— Start Supplied material —
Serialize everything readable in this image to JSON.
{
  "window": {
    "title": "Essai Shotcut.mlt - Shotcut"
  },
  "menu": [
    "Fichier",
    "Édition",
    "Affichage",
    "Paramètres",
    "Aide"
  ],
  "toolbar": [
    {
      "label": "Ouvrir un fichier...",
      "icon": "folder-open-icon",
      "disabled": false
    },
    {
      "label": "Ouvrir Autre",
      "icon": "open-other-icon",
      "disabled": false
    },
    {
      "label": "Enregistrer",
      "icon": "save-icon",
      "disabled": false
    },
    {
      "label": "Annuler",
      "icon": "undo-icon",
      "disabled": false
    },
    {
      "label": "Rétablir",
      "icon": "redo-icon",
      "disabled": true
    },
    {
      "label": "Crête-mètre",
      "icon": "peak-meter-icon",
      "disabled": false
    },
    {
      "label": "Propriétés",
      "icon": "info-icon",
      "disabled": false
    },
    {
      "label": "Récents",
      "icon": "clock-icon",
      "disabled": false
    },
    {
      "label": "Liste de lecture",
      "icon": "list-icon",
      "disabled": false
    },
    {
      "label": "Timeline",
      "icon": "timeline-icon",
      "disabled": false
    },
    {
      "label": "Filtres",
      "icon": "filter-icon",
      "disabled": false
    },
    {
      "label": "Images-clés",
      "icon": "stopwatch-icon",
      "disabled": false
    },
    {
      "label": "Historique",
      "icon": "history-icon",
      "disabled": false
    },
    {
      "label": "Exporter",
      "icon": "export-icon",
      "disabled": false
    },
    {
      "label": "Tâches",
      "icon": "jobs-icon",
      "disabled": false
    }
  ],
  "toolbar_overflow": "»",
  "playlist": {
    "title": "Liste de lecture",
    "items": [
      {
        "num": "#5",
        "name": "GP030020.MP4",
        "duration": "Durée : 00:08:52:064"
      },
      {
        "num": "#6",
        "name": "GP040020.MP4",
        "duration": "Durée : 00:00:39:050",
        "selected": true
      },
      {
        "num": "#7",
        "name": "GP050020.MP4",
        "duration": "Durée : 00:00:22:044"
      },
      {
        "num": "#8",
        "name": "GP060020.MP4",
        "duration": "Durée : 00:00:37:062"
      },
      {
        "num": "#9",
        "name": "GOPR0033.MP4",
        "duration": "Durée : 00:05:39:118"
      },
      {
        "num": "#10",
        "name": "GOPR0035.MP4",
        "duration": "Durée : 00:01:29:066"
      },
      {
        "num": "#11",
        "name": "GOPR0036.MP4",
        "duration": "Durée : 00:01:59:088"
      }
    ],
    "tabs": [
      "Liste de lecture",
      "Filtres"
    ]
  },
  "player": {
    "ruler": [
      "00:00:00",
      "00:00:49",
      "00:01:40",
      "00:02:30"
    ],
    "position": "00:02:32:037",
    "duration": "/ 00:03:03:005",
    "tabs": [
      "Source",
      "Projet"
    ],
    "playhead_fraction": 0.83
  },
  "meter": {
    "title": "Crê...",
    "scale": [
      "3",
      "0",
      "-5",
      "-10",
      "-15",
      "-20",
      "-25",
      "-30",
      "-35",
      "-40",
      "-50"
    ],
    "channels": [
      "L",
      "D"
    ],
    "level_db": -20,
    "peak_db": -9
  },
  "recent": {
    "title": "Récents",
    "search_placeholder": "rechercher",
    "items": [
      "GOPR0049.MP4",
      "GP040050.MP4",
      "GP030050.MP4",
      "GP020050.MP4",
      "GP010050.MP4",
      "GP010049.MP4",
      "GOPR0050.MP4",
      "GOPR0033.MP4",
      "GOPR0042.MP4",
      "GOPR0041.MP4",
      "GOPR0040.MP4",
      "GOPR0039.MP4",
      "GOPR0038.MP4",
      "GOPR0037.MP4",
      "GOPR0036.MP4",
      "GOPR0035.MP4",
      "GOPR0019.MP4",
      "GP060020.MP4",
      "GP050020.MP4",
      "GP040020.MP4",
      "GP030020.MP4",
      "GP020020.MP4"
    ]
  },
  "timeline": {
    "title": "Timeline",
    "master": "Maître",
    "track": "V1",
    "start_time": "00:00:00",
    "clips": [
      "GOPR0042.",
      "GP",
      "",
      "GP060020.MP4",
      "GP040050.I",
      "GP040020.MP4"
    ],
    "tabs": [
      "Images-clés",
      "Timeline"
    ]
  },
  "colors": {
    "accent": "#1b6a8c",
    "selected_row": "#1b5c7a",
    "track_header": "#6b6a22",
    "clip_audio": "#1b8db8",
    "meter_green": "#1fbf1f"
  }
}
— End Supplied material —
▶ **Exercise directions**
List each line of the records that holds the string "open".

▶ **Response to this exercise**
      "icon": "folder-open-icon",
      "icon": "open-other-icon",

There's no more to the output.